Task details -
"зеленью" appears in how many lines of the entries? State only the number.

________________________

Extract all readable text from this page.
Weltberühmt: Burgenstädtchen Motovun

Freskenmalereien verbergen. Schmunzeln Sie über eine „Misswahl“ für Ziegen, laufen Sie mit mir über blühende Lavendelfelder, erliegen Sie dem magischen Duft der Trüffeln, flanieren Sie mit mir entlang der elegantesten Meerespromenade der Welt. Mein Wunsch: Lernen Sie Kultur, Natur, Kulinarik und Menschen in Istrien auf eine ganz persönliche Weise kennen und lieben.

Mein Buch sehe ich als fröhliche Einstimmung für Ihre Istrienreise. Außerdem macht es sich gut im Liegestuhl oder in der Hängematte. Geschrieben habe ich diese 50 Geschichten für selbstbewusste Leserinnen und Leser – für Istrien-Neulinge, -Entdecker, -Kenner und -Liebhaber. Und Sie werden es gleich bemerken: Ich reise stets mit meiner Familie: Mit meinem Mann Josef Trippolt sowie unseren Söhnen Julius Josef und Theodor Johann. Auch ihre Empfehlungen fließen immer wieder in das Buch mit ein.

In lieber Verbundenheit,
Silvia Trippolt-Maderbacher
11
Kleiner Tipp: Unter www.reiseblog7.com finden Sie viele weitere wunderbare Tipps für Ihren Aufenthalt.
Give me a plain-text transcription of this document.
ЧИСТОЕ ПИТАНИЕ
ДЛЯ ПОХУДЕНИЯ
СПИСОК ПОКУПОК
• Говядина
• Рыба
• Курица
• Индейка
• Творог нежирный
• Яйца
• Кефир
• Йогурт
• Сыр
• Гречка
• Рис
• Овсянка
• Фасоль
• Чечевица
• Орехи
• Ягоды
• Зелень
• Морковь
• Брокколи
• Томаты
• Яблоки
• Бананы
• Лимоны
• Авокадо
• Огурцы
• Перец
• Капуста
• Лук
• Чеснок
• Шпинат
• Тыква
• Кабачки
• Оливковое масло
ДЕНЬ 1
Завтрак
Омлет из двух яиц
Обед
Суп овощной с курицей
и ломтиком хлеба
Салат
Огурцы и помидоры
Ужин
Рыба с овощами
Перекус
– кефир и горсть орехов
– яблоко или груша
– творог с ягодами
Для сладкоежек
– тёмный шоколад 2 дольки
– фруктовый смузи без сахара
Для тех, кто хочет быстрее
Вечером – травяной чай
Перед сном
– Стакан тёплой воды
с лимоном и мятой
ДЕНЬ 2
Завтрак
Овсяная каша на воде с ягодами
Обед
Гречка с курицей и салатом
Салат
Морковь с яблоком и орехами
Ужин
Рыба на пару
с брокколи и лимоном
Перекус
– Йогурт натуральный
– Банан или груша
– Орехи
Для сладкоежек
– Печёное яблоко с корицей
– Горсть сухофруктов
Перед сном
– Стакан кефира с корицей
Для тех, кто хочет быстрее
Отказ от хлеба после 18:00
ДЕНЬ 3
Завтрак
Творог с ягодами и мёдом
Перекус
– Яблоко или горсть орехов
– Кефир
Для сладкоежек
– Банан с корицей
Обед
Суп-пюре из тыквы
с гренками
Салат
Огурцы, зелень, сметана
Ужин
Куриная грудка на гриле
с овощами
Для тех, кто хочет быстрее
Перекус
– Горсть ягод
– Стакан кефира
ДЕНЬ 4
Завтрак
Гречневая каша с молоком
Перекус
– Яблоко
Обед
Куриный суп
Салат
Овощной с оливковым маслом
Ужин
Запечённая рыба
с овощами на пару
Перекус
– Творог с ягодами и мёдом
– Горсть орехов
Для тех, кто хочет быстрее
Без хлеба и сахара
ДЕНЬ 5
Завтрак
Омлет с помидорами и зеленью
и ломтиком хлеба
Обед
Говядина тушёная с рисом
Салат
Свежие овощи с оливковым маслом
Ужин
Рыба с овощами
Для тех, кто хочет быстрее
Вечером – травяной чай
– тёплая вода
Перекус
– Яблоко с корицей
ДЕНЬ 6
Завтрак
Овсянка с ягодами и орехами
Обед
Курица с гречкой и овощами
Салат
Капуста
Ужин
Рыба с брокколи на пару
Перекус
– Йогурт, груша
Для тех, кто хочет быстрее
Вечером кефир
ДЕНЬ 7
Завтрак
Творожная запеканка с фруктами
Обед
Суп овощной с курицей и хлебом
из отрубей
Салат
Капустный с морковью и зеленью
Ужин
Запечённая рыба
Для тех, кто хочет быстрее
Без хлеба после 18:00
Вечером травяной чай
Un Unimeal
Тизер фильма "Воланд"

________________________

Full response -
2